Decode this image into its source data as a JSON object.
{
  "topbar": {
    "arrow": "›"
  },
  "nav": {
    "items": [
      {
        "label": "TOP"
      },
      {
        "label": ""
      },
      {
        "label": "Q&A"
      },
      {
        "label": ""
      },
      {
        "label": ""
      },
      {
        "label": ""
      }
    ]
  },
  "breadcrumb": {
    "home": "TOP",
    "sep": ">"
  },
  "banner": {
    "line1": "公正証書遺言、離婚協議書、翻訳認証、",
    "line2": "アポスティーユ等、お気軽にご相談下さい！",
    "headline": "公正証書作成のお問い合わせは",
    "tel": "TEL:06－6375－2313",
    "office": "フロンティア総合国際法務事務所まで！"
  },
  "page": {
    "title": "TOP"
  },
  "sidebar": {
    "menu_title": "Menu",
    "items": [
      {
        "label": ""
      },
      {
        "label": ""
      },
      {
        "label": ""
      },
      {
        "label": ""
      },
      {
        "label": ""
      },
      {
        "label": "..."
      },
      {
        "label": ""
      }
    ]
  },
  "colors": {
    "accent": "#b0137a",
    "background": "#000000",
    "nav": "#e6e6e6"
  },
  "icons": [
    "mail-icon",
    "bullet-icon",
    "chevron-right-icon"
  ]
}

──────────────────────────────

Write out the whole listing again, exactly as it stands.

Decode this image into its source data as a JSON object.
{
  "topbar": {
    "arrow": "›"
  },
  "nav": {
    "items": [
      {
        "label": "TOP"
      },
      {
        "label": ""
      },
      {
        "label": "Q&A"
      },
      {
        "label": ""
      },
      {
        "label": ""
      },
      {
        "label": ""
      }
    ]
  },
  "breadcrumb": {
    "home": "TOP",
    "sep": ">"
  },
  "banner": {
    "line1": "公正証書遺言、離婚協議書、翻訳認証、",
    "line2": "アポスティーユ等、お気軽にご相談下さい！",
    "headline": "公正証書作成のお問い合わせは",
    "tel": "TEL:06－6375－2313",
    "office": "フロンティア総合国際法務事務所まで！"
  },
  "page": {
    "title": "TOP"
  },
  "sidebar": {
    "menu_title": "Menu",
    "items": [
      {
        "label": ""
      },
      {
        "label": ""
      },
      {
        "label": ""
      },
      {
        "label": ""
      },
      {
        "label": ""
      },
      {
        "label": "..."
      },
      {
        "label": ""
      }
    ]
  },
  "colors": {
    "accent": "#b0137a",
    "background": "#000000",
    "nav": "#e6e6e6"
  },
  "icons": [
    "mail-icon",
    "bullet-icon",
    "chevron-right-icon"
  ]
}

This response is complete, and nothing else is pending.